■ Extracted information
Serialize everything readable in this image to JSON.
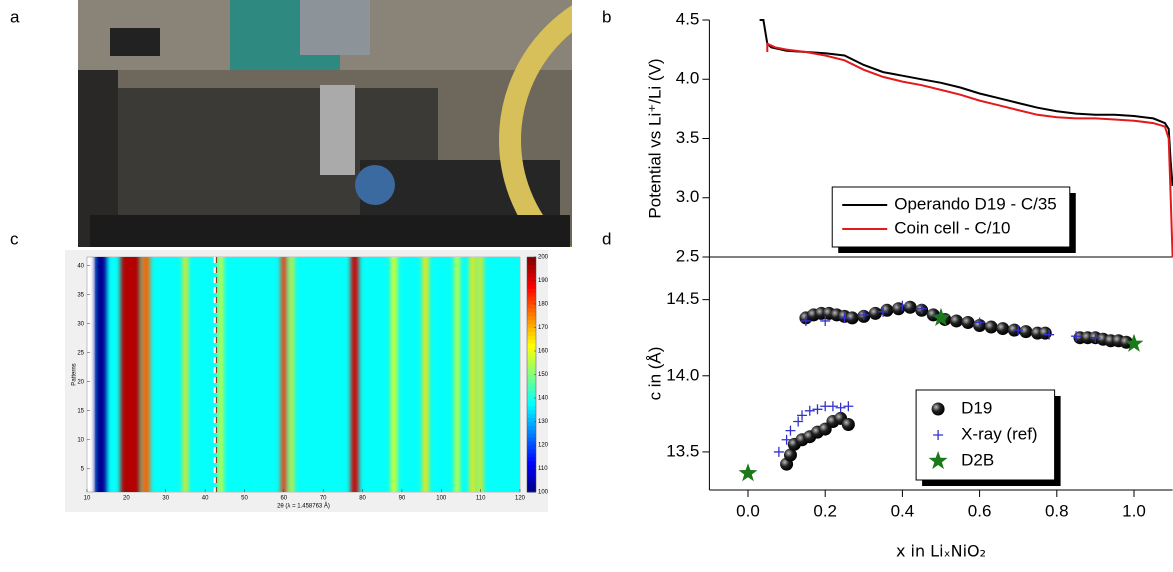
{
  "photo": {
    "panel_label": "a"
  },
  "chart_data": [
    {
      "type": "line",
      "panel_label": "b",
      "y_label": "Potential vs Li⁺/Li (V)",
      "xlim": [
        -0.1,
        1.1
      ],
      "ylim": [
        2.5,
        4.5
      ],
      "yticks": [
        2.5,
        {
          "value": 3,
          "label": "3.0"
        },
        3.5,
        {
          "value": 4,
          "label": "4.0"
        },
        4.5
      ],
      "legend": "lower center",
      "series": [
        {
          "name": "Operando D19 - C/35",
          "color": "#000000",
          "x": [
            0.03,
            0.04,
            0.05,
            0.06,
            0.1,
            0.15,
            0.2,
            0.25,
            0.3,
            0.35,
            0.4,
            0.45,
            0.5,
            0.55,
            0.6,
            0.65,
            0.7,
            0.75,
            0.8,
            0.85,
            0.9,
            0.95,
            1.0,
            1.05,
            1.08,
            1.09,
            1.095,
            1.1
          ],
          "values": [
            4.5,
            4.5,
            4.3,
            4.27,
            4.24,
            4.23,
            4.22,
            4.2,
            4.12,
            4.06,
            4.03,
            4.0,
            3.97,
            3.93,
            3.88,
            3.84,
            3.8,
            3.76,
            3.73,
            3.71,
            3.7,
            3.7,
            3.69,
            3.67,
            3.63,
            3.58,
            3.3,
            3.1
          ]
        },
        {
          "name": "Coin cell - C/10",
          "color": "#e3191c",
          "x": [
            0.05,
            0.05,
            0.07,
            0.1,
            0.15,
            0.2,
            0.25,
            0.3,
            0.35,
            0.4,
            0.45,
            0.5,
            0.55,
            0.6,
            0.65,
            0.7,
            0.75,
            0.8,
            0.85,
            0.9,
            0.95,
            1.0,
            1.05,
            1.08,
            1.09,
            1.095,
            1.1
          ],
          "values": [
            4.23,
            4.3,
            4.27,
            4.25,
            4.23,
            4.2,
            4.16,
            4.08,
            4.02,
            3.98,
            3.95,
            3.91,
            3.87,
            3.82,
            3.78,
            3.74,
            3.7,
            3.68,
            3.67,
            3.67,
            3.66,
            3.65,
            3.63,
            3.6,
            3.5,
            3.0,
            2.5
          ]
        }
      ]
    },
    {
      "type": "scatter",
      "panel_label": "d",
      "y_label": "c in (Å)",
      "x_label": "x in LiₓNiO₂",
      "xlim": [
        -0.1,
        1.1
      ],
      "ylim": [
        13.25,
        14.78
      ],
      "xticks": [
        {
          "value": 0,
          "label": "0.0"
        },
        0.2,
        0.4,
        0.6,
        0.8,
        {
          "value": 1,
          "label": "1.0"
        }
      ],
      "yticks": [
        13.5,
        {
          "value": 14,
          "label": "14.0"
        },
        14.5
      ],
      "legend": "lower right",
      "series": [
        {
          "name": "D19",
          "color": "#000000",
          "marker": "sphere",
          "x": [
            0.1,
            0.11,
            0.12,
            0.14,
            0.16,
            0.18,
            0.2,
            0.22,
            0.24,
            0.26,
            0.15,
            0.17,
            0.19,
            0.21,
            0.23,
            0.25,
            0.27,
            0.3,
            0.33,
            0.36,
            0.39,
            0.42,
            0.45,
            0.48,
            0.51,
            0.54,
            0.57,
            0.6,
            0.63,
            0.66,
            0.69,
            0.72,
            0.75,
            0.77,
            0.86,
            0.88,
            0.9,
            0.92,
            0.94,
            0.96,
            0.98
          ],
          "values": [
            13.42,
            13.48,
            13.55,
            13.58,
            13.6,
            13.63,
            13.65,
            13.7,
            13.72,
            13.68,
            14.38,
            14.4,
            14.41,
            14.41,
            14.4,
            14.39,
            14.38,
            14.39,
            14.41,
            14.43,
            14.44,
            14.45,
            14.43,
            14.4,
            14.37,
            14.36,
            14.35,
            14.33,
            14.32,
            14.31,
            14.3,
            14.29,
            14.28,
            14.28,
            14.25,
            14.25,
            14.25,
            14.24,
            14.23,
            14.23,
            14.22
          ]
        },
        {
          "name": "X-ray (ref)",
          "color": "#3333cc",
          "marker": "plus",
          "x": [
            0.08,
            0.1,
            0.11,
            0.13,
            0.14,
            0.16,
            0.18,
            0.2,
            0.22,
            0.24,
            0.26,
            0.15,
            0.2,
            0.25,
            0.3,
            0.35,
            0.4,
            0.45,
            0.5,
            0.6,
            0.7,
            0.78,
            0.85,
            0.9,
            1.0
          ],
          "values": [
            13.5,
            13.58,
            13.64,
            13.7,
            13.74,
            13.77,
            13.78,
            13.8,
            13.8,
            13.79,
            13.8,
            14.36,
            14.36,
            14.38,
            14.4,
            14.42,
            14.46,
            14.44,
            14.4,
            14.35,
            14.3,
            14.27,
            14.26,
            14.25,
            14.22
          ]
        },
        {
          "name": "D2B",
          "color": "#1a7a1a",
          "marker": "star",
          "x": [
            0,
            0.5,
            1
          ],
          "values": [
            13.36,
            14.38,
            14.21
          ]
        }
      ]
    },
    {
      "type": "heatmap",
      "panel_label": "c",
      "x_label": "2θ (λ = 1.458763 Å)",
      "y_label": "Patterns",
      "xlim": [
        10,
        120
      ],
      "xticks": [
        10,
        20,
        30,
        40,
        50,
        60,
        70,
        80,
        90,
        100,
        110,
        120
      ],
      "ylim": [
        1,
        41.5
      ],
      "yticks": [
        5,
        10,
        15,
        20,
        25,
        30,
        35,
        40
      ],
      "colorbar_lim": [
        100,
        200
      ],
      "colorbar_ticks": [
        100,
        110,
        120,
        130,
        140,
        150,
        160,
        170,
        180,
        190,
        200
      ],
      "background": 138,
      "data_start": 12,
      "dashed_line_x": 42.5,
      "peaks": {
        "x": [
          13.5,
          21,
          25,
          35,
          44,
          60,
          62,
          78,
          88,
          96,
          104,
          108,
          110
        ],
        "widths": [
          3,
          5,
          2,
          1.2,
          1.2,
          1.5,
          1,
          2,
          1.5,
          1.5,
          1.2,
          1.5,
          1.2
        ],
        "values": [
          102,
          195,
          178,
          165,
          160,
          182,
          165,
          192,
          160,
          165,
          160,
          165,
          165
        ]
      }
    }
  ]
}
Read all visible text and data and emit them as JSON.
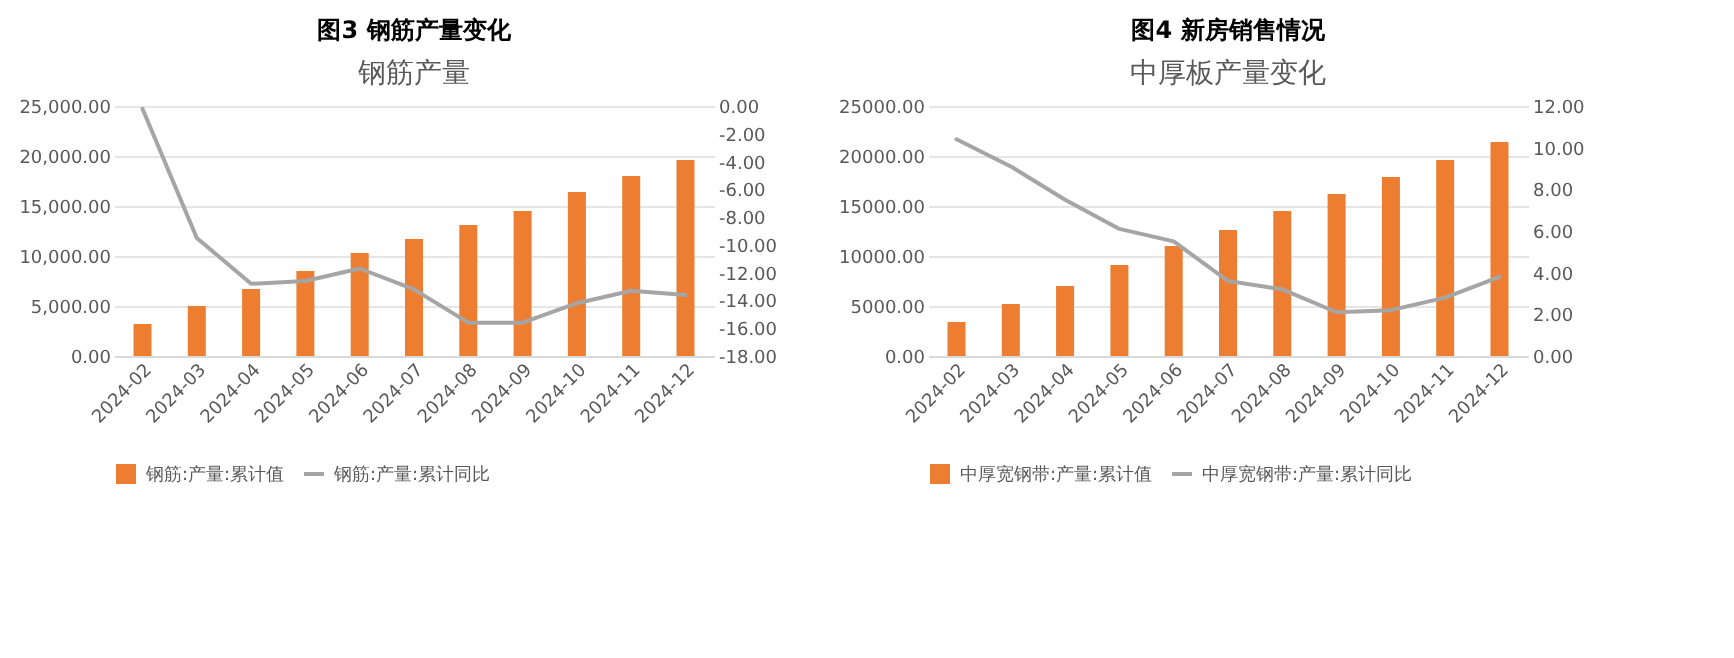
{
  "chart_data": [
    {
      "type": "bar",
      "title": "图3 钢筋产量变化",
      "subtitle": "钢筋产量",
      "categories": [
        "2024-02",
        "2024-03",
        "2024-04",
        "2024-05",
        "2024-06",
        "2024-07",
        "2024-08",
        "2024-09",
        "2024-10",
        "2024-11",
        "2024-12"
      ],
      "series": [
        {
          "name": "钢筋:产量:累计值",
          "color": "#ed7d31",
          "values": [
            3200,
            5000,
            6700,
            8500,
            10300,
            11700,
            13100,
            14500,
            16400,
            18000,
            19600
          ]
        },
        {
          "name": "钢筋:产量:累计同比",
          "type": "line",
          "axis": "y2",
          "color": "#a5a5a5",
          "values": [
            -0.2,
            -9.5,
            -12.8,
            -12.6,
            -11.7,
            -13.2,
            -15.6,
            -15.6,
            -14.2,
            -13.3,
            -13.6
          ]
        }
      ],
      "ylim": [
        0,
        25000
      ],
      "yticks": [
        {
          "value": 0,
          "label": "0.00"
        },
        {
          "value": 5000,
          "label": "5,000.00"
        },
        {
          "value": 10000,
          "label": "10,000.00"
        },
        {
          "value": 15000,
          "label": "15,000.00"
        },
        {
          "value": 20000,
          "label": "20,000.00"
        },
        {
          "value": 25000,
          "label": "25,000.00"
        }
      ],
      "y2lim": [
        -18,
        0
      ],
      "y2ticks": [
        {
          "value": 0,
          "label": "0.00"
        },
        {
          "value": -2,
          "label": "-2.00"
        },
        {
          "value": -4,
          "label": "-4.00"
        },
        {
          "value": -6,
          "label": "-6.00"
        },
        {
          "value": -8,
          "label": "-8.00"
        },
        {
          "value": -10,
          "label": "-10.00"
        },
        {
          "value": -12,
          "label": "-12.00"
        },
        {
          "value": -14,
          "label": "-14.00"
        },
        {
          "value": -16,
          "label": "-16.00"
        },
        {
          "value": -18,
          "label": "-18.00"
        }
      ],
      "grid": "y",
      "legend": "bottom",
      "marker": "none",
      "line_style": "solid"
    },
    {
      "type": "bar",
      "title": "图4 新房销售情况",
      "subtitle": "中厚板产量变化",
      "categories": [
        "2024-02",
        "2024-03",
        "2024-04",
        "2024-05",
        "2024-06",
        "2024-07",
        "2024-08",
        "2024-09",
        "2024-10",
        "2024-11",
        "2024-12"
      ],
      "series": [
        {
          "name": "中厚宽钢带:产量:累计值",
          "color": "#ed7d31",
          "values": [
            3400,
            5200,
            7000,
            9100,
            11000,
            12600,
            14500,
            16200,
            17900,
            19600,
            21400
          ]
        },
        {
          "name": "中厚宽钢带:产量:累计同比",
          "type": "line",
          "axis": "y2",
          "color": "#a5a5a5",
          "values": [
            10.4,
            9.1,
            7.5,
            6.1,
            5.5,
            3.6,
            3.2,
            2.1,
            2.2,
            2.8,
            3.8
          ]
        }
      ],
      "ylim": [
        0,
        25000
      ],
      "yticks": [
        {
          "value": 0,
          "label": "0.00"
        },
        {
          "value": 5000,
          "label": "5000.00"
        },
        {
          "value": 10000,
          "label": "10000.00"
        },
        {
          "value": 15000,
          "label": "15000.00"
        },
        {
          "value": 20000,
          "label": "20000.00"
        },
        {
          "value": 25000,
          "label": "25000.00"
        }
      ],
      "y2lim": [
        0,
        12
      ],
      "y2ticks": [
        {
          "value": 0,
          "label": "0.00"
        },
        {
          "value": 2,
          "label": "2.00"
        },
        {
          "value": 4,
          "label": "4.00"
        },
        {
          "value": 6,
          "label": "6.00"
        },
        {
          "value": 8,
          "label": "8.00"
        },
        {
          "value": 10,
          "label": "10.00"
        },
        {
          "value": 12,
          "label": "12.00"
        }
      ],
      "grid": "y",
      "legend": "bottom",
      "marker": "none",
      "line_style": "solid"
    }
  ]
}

■ What is asked
Show every line from the entries above in which "legend" appears.

■ Response to this task
      "legend": "lower center",
      "legend": "lower right",
      "legend": "bottom",
      "legend": "bottom",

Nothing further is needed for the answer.